▸ **EXERCISE DIRECTIONS**
Look through the data for the string "Конструктор". Copy every line where it is found.

════════

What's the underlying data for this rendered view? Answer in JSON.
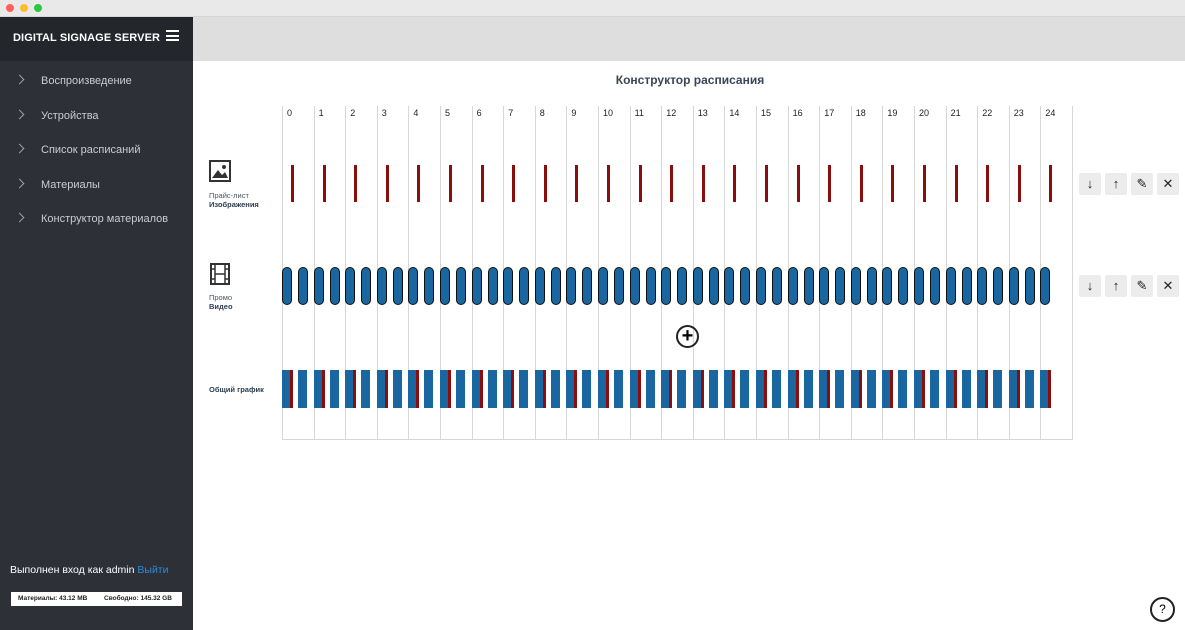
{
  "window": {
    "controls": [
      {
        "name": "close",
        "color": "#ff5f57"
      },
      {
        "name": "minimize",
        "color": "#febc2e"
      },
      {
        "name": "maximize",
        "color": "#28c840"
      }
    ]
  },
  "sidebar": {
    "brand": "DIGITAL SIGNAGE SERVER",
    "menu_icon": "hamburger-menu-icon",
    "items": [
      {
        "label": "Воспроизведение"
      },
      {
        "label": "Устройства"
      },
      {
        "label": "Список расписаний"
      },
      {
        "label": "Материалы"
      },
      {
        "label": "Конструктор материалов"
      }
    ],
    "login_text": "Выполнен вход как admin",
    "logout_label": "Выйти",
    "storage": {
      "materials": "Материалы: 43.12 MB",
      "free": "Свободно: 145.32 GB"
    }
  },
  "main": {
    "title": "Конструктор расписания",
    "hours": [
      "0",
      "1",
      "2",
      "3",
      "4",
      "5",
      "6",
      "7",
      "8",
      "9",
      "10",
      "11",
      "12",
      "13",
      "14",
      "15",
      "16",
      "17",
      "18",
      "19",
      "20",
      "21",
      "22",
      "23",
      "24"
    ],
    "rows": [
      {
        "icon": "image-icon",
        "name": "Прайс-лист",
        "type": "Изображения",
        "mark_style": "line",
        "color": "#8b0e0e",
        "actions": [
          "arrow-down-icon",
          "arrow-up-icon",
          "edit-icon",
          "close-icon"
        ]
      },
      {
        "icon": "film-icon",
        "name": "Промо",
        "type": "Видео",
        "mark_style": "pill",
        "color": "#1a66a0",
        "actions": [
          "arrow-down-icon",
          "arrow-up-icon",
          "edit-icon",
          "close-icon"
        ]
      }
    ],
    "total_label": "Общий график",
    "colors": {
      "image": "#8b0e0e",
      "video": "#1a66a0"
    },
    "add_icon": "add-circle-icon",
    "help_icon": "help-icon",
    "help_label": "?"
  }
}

════════

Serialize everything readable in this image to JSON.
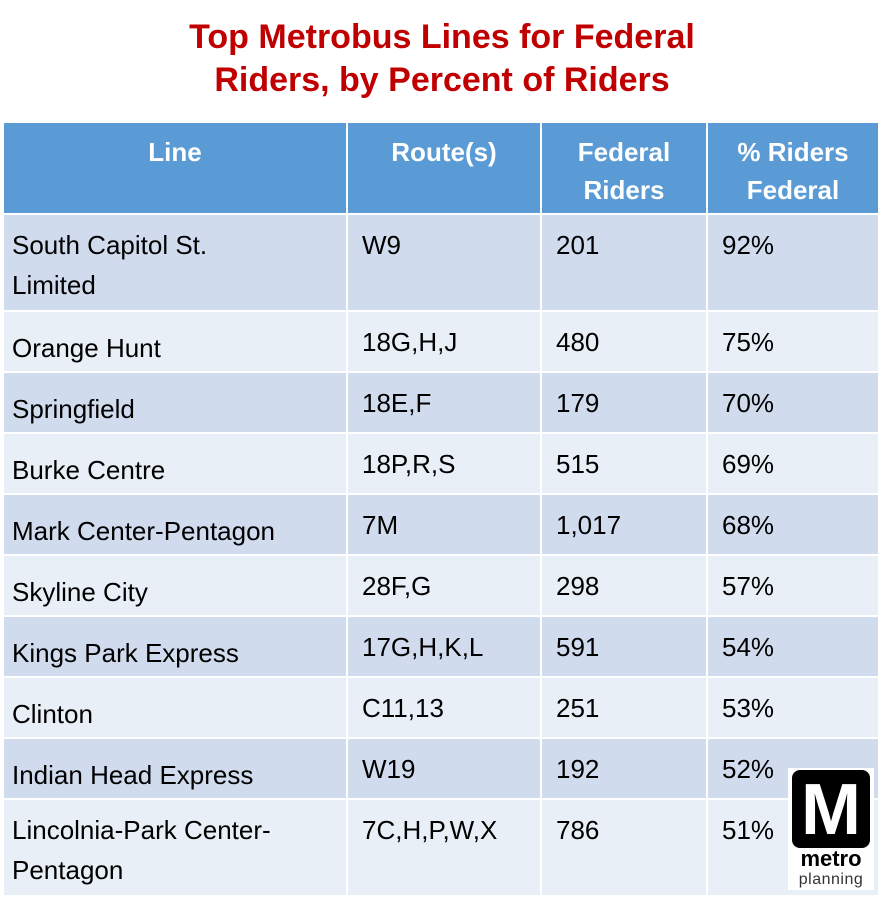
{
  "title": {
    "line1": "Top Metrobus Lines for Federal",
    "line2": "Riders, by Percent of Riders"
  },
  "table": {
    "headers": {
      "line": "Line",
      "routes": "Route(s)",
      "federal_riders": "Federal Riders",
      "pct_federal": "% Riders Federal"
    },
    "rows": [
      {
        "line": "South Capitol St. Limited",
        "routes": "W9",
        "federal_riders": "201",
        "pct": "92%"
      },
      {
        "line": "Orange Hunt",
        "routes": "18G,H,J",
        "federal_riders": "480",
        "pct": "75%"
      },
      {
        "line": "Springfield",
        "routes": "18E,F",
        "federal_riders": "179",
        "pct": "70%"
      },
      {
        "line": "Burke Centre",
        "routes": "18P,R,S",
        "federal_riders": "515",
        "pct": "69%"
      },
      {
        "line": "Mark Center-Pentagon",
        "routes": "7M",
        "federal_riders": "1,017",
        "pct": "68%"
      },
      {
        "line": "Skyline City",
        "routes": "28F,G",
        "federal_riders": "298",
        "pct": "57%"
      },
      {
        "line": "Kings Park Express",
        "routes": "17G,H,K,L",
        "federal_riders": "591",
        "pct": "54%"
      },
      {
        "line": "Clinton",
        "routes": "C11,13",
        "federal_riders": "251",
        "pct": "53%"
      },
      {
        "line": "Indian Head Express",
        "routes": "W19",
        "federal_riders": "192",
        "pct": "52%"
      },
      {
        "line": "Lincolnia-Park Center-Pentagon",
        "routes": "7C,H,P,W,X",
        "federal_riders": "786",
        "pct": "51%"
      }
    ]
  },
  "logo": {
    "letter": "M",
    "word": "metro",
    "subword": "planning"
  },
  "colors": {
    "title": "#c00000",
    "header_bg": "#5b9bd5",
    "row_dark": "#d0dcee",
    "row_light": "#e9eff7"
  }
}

════════

▸ **SOLUTION**
        "label": "Конструктор материалов"
    "title": "Конструктор расписания",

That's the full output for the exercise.